:: WRITTEN TASK ::
The listing below should be printed exactly, every line of it. Skip the pictures.

:: DATA SECTION ::
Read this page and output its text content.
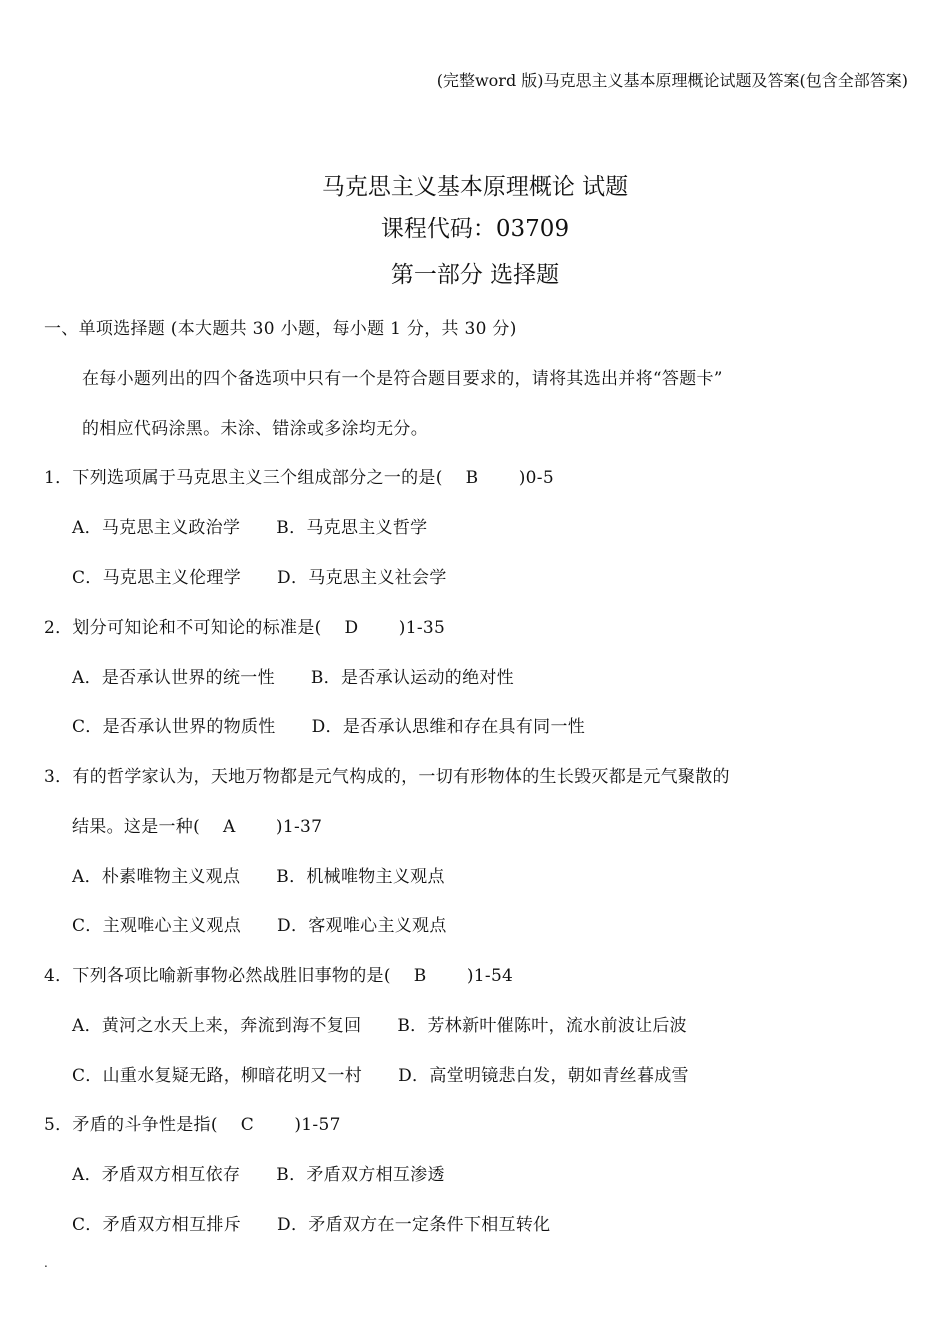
(完整word 版)马克思主义基本原理概论试题及答案(包含全部答案)
马克思主义基本原理概论 试题
课程代码：03709
第一部分 选择题
一、单项选择题 (本大题共 30 小题，每小题 1 分，共 30 分)
在每小题列出的四个备选项中只有一个是符合题目要求的，请将其选出并将“答题卡”
的相应代码涂黑。未涂、错涂或多涂均无分。
1．下列选项属于马克思主义三个组成部分之一的是(　 B 　　)0-5
A．马克思主义政治学 B．马克思主义哲学
C．马克思主义伦理学 D．马克思主义社会学
2．划分可知论和不可知论的标准是(　 D 　　)1-35
A．是否承认世界的统一性 B．是否承认运动的绝对性
C．是否承认世界的物质性 D．是否承认思维和存在具有同一性
3．有的哲学家认为，天地万物都是元气构成的，一切有形物体的生长毁灭都是元气聚散的
结果。这是一种(　 A 　　)1-37
A．朴素唯物主义观点 B．机械唯物主义观点
C．主观唯心主义观点 D．客观唯心主义观点
4．下列各项比喻新事物必然战胜旧事物的是(　 B 　　)1-54
A．黄河之水天上来，奔流到海不复回 B．芳林新叶催陈叶，流水前波让后波
C．山重水复疑无路，柳暗花明又一村 D．高堂明镜悲白发，朝如青丝暮成雪
5．矛盾的斗争性是指(　 C 　　)1-57
A．矛盾双方相互依存 B．矛盾双方相互渗透
C．矛盾双方相互排斥 D．矛盾双方在一定条件下相互转化
.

:: TASK RESPONSE ::
Read this page and output its text content.
(完整word 版)马克思主义基本原理概论试题及答案(包含全部答案)
马克思主义基本原理概论 试题
课程代码：03709
第一部分 选择题
一、单项选择题 (本大题共 30 小题，每小题 1 分，共 30 分)
在每小题列出的四个备选项中只有一个是符合题目要求的，请将其选出并将“答题卡”
的相应代码涂黑。未涂、错涂或多涂均无分。
1．下列选项属于马克思主义三个组成部分之一的是(　 B 　　)0-5
A．马克思主义政治学 B．马克思主义哲学
C．马克思主义伦理学 D．马克思主义社会学
2．划分可知论和不可知论的标准是(　 D 　　)1-35
A．是否承认世界的统一性 B．是否承认运动的绝对性
C．是否承认世界的物质性 D．是否承认思维和存在具有同一性
3．有的哲学家认为，天地万物都是元气构成的，一切有形物体的生长毁灭都是元气聚散的
结果。这是一种(　 A 　　)1-37
A．朴素唯物主义观点 B．机械唯物主义观点
C．主观唯心主义观点 D．客观唯心主义观点
4．下列各项比喻新事物必然战胜旧事物的是(　 B 　　)1-54
A．黄河之水天上来，奔流到海不复回 B．芳林新叶催陈叶，流水前波让后波
C．山重水复疑无路，柳暗花明又一村 D．高堂明镜悲白发，朝如青丝暮成雪
5．矛盾的斗争性是指(　 C 　　)1-57
A．矛盾双方相互依存 B．矛盾双方相互渗透
C．矛盾双方相互排斥 D．矛盾双方在一定条件下相互转化
.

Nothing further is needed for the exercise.